**WHAT TO DO**
Of the lines below, count those containing the word "MORALES". Reply with the number alone.

Records from a dataset
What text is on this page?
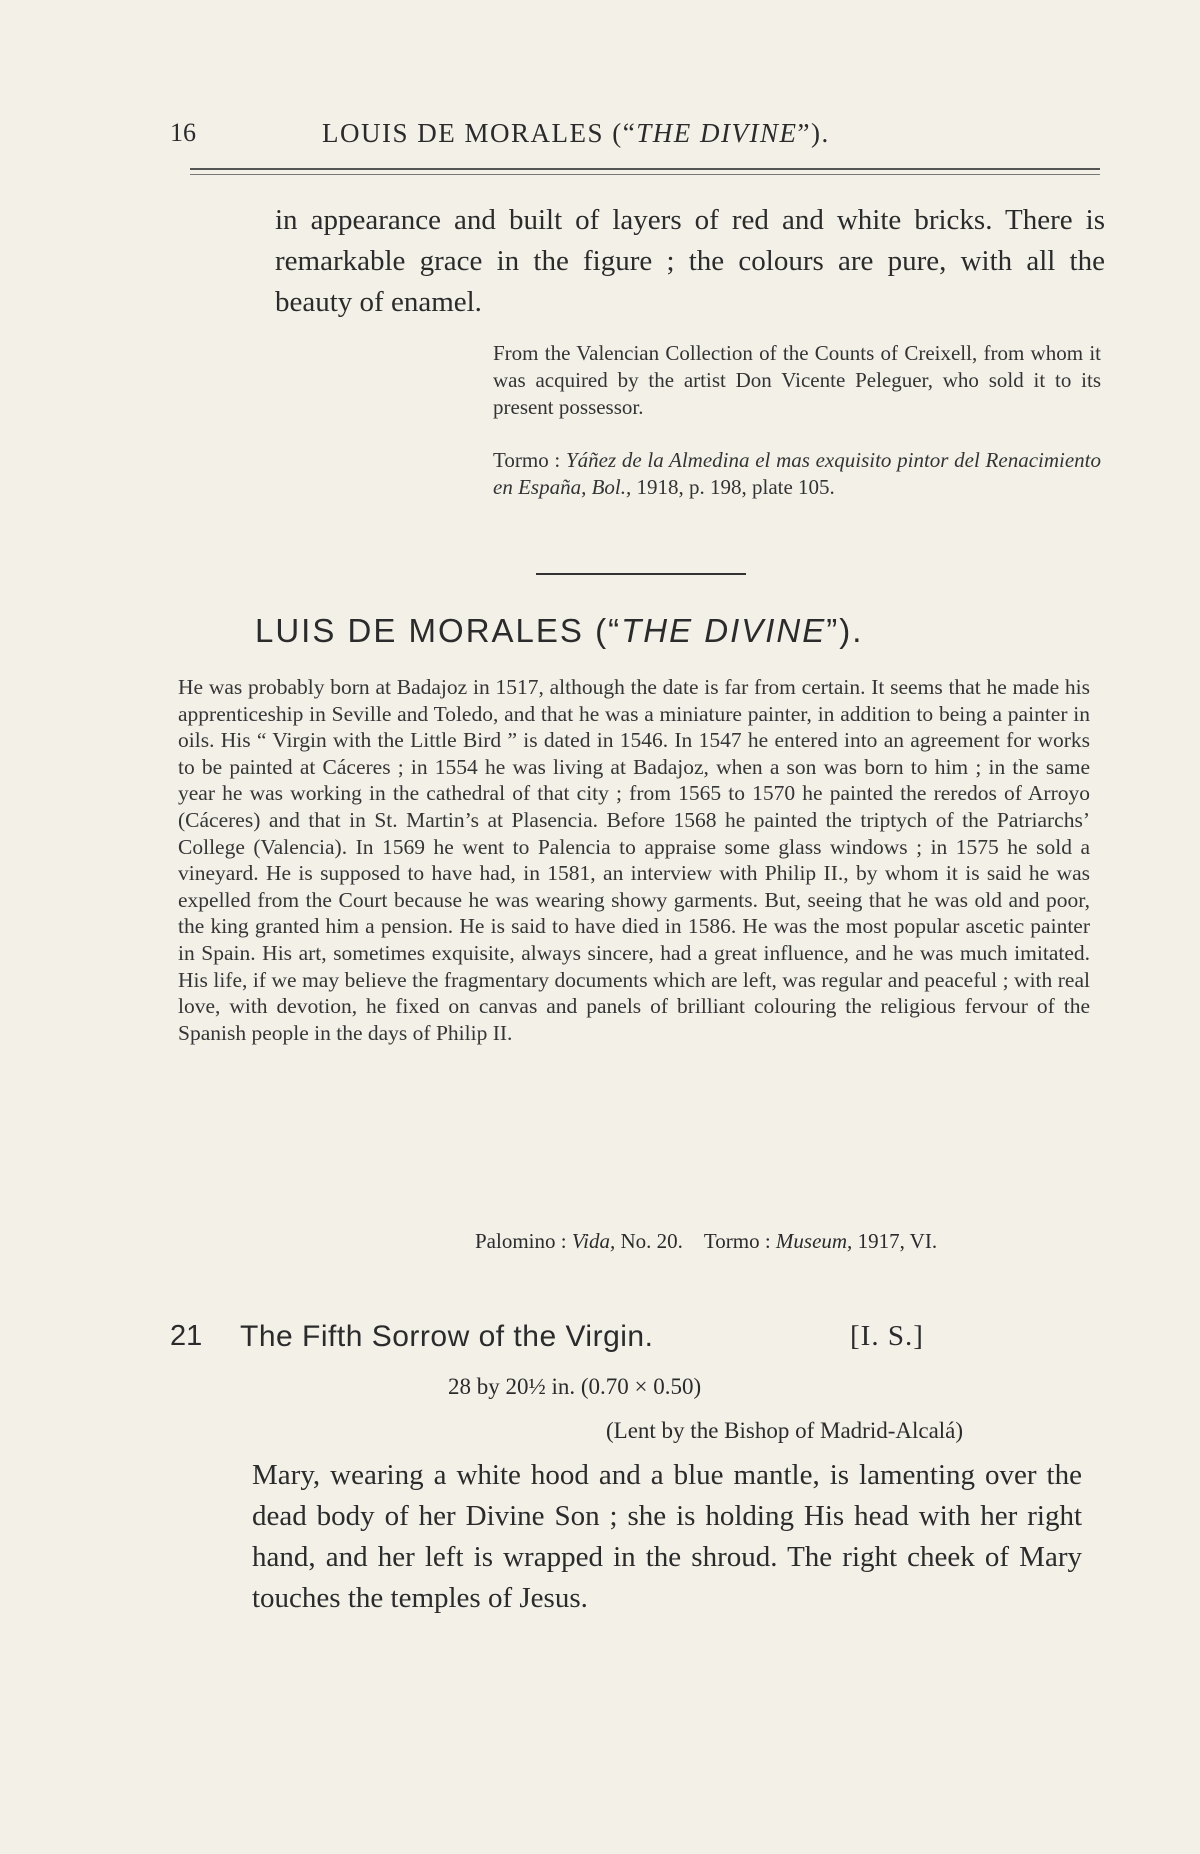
16	LOUIS DE MORALES (“THE DIVINE”).
in appearance and built of layers of red and white bricks. There is remarkable grace in the figure ; the colours are pure, with all the beauty of enamel.
From the Valencian Collection of the Counts of Creixell, from whom it was acquired by the artist Don Vicente Peleguer, who sold it to its present possessor.
Tormo : Yáñez de la Almedina el mas exquisito pintor del Renacimiento en España, Bol., 1918, p. 198, plate 105.
LUIS DE MORALES (“THE DIVINE”).
He was probably born at Badajoz in 1517, although the date is far from certain. It seems that he made his apprenticeship in Seville and Toledo, and that he was a miniature painter, in addition to being a painter in oils. His “ Virgin with the Little Bird ” is dated in 1546. In 1547 he entered into an agreement for works to be painted at Cáceres ; in 1554 he was living at Badajoz, when a son was born to him ; in the same year he was working in the cathedral of that city ; from 1565 to 1570 he painted the reredos of Arroyo (Cáceres) and that in St. Martin’s at Plasencia. Before 1568 he painted the triptych of the Patriarchs’ College (Valencia). In 1569 he went to Palencia to appraise some glass windows ; in 1575 he sold a vineyard. He is supposed to have had, in 1581, an interview with Philip II., by whom it is said he was expelled from the Court because he was wearing showy garments. But, seeing that he was old and poor, the king granted him a pension. He is said to have died in 1586. He was the most popular ascetic painter in Spain. His art, sometimes exquisite, always sincere, had a great influence, and he was much imitated. His life, if we may believe the fragmentary documents which are left, was regular and peaceful ; with real love, with devotion, he fixed on canvas and panels of brilliant colouring the religious fervour of the Spanish people in the days of Philip II.
Palomino : Vida, No. 20. Tormo : Museum, 1917, VI.
21 The Fifth Sorrow of the Virgin.	[I. S.]
28 by 20½ in. (0.70 × 0.50)
(Lent by the Bishop of Madrid-Alcalá)
Mary, wearing a white hood and a blue mantle, is lamenting over the dead body of her Divine Son ; she is holding His head with her right hand, and her left is wrapped in the shroud. The right cheek of Mary touches the temples of Jesus.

**THE ANSWER**
2